Challenge → Restate the full set of records exactly, word for word.

- - - - -

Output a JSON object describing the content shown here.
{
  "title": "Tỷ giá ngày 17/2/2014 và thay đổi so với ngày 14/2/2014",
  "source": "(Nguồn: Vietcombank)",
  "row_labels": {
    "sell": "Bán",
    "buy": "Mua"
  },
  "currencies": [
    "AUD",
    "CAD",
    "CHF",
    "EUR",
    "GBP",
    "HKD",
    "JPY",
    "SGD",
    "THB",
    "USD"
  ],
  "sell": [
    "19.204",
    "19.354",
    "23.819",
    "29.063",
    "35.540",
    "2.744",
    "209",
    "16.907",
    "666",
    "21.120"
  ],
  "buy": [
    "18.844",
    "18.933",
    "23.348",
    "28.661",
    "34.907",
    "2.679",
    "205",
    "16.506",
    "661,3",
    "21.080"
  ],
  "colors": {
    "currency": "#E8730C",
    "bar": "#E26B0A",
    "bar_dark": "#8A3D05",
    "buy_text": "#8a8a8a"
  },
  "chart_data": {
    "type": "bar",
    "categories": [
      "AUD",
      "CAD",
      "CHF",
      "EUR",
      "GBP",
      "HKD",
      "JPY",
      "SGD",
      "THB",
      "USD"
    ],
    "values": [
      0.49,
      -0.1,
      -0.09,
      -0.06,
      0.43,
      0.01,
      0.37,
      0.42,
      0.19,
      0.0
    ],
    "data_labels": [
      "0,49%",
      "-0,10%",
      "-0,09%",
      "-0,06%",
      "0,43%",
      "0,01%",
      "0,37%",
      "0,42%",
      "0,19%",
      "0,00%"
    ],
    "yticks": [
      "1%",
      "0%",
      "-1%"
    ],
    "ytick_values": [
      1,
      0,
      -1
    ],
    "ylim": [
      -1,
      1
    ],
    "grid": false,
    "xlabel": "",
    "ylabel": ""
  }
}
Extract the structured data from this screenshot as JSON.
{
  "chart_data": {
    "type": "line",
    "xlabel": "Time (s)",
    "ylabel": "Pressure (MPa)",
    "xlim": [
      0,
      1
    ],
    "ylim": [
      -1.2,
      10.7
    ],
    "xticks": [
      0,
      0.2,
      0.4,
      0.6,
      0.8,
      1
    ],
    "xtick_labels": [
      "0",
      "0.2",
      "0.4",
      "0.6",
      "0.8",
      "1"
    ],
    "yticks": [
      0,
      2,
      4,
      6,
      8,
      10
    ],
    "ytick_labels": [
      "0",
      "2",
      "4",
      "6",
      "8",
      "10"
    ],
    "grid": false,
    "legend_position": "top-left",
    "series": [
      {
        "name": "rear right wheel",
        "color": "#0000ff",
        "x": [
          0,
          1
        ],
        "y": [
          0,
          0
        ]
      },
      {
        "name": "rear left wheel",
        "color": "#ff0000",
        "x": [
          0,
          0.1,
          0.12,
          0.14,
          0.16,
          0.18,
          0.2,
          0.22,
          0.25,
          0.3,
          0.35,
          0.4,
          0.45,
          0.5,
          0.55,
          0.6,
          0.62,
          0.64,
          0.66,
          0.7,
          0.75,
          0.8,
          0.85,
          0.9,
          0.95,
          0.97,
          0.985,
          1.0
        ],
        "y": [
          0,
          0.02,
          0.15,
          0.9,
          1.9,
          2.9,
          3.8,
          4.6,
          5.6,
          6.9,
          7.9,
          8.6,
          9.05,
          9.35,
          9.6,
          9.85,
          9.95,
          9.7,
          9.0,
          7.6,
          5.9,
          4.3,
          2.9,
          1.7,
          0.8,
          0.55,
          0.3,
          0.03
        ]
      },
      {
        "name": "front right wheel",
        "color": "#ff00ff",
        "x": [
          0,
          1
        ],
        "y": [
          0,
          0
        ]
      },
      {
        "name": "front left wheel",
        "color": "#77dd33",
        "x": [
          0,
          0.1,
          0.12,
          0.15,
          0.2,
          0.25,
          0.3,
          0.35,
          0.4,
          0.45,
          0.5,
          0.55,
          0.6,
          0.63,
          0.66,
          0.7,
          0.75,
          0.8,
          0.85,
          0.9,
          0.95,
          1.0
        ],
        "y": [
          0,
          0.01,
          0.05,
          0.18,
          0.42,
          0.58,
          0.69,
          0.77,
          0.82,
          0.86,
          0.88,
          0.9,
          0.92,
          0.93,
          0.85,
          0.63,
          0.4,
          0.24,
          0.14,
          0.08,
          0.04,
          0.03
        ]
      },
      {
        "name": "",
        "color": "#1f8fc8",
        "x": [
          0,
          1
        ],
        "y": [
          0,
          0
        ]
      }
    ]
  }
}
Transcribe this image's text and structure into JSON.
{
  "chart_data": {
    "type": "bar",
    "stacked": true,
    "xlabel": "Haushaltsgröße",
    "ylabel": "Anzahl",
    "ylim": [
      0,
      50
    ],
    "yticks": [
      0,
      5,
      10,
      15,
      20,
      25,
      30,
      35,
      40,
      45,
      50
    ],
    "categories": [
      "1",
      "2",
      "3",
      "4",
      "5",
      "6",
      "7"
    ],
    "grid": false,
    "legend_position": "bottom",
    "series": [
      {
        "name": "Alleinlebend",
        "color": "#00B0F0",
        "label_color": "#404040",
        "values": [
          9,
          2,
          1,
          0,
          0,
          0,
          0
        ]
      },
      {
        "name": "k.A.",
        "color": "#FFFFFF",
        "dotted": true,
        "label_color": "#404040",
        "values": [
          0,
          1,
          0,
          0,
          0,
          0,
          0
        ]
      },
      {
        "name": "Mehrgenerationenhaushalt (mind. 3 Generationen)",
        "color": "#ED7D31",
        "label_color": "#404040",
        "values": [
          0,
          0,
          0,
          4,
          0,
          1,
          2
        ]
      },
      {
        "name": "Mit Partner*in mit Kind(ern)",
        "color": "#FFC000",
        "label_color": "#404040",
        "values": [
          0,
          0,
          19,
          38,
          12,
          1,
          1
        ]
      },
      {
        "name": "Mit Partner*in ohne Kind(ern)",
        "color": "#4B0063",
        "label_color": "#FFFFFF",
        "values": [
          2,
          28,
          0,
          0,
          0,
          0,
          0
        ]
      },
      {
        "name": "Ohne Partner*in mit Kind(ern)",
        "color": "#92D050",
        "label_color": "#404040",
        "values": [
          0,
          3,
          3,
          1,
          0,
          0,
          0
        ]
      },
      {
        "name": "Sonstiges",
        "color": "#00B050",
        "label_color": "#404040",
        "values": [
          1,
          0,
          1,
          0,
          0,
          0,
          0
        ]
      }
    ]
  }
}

- - - - -

Correct response →
Output a JSON object describing the content shown here.
{
  "title": "Tỷ giá ngày 17/2/2014 và thay đổi so với ngày 14/2/2014",
  "source": "(Nguồn: Vietcombank)",
  "row_labels": {
    "sell": "Bán",
    "buy": "Mua"
  },
  "currencies": [
    "AUD",
    "CAD",
    "CHF",
    "EUR",
    "GBP",
    "HKD",
    "JPY",
    "SGD",
    "THB",
    "USD"
  ],
  "sell": [
    "19.204",
    "19.354",
    "23.819",
    "29.063",
    "35.540",
    "2.744",
    "209",
    "16.907",
    "666",
    "21.120"
  ],
  "buy": [
    "18.844",
    "18.933",
    "23.348",
    "28.661",
    "34.907",
    "2.679",
    "205",
    "16.506",
    "661,3",
    "21.080"
  ],
  "colors": {
    "currency": "#E8730C",
    "bar": "#E26B0A",
    "bar_dark": "#8A3D05",
    "buy_text": "#8a8a8a"
  },
  "chart_data": {
    "type": "bar",
    "categories": [
      "AUD",
      "CAD",
      "CHF",
      "EUR",
      "GBP",
      "HKD",
      "JPY",
      "SGD",
      "THB",
      "USD"
    ],
    "values": [
      0.49,
      -0.1,
      -0.09,
      -0.06,
      0.43,
      0.01,
      0.37,
      0.42,
      0.19,
      0.0
    ],
    "data_labels": [
      "0,49%",
      "-0,10%",
      "-0,09%",
      "-0,06%",
      "0,43%",
      "0,01%",
      "0,37%",
      "0,42%",
      "0,19%",
      "0,00%"
    ],
    "yticks": [
      "1%",
      "0%",
      "-1%"
    ],
    "ytick_values": [
      1,
      0,
      -1
    ],
    "ylim": [
      -1,
      1
    ],
    "grid": false,
    "xlabel": "",
    "ylabel": ""
  }
}
Extract the structured data from this screenshot as JSON.
{
  "chart_data": {
    "type": "line",
    "xlabel": "Time (s)",
    "ylabel": "Pressure (MPa)",
    "xlim": [
      0,
      1
    ],
    "ylim": [
      -1.2,
      10.7
    ],
    "xticks": [
      0,
      0.2,
      0.4,
      0.6,
      0.8,
      1
    ],
    "xtick_labels": [
      "0",
      "0.2",
      "0.4",
      "0.6",
      "0.8",
      "1"
    ],
    "yticks": [
      0,
      2,
      4,
      6,
      8,
      10
    ],
    "ytick_labels": [
      "0",
      "2",
      "4",
      "6",
      "8",
      "10"
    ],
    "grid": false,
    "legend_position": "top-left",
    "series": [
      {
        "name": "rear right wheel",
        "color": "#0000ff",
        "x": [
          0,
          1
        ],
        "y": [
          0,
          0
        ]
      },
      {
        "name": "rear left wheel",
        "color": "#ff0000",
        "x": [
          0,
          0.1,
          0.12,
          0.14,
          0.16,
          0.18,
          0.2,
          0.22,
          0.25,
          0.3,
          0.35,
          0.4,
          0.45,
          0.5,
          0.55,
          0.6,
          0.62,
          0.64,
          0.66,
          0.7,
          0.75,
          0.8,
          0.85,
          0.9,
          0.95,
          0.97,
          0.985,
          1.0
        ],
        "y": [
          0,
          0.02,
          0.15,
          0.9,
          1.9,
          2.9,
          3.8,
          4.6,
          5.6,
          6.9,
          7.9,
          8.6,
          9.05,
          9.35,
          9.6,
          9.85,
          9.95,
          9.7,
          9.0,
          7.6,
          5.9,
          4.3,
          2.9,
          1.7,
          0.8,
          0.55,
          0.3,
          0.03
        ]
      },
      {
        "name": "front right wheel",
        "color": "#ff00ff",
        "x": [
          0,
          1
        ],
        "y": [
          0,
          0
        ]
      },
      {
        "name": "front left wheel",
        "color": "#77dd33",
        "x": [
          0,
          0.1,
          0.12,
          0.15,
          0.2,
          0.25,
          0.3,
          0.35,
          0.4,
          0.45,
          0.5,
          0.55,
          0.6,
          0.63,
          0.66,
          0.7,
          0.75,
          0.8,
          0.85,
          0.9,
          0.95,
          1.0
        ],
        "y": [
          0,
          0.01,
          0.05,
          0.18,
          0.42,
          0.58,
          0.69,
          0.77,
          0.82,
          0.86,
          0.88,
          0.9,
          0.92,
          0.93,
          0.85,
          0.63,
          0.4,
          0.24,
          0.14,
          0.08,
          0.04,
          0.03
        ]
      },
      {
        "name": "",
        "color": "#1f8fc8",
        "x": [
          0,
          1
        ],
        "y": [
          0,
          0
        ]
      }
    ]
  }
}
Transcribe this image's text and structure into JSON.
{
  "chart_data": {
    "type": "bar",
    "stacked": true,
    "xlabel": "Haushaltsgröße",
    "ylabel": "Anzahl",
    "ylim": [
      0,
      50
    ],
    "yticks": [
      0,
      5,
      10,
      15,
      20,
      25,
      30,
      35,
      40,
      45,
      50
    ],
    "categories": [
      "1",
      "2",
      "3",
      "4",
      "5",
      "6",
      "7"
    ],
    "grid": false,
    "legend_position": "bottom",
    "series": [
      {
        "name": "Alleinlebend",
        "color": "#00B0F0",
        "label_color": "#404040",
        "values": [
          9,
          2,
          1,
          0,
          0,
          0,
          0
        ]
      },
      {
        "name": "k.A.",
        "color": "#FFFFFF",
        "dotted": true,
        "label_color": "#404040",
        "values": [
          0,
          1,
          0,
          0,
          0,
          0,
          0
        ]
      },
      {
        "name": "Mehrgenerationenhaushalt (mind. 3 Generationen)",
        "color": "#ED7D31",
        "label_color": "#404040",
        "values": [
          0,
          0,
          0,
          4,
          0,
          1,
          2
        ]
      },
      {
        "name": "Mit Partner*in mit Kind(ern)",
        "color": "#FFC000",
        "label_color": "#404040",
        "values": [
          0,
          0,
          19,
          38,
          12,
          1,
          1
        ]
      },
      {
        "name": "Mit Partner*in ohne Kind(ern)",
        "color": "#4B0063",
        "label_color": "#FFFFFF",
        "values": [
          2,
          28,
          0,
          0,
          0,
          0,
          0
        ]
      },
      {
        "name": "Ohne Partner*in mit Kind(ern)",
        "color": "#92D050",
        "label_color": "#404040",
        "values": [
          0,
          3,
          3,
          1,
          0,
          0,
          0
        ]
      },
      {
        "name": "Sonstiges",
        "color": "#00B050",
        "label_color": "#404040",
        "values": [
          1,
          0,
          1,
          0,
          0,
          0,
          0
        ]
      }
    ]
  }
}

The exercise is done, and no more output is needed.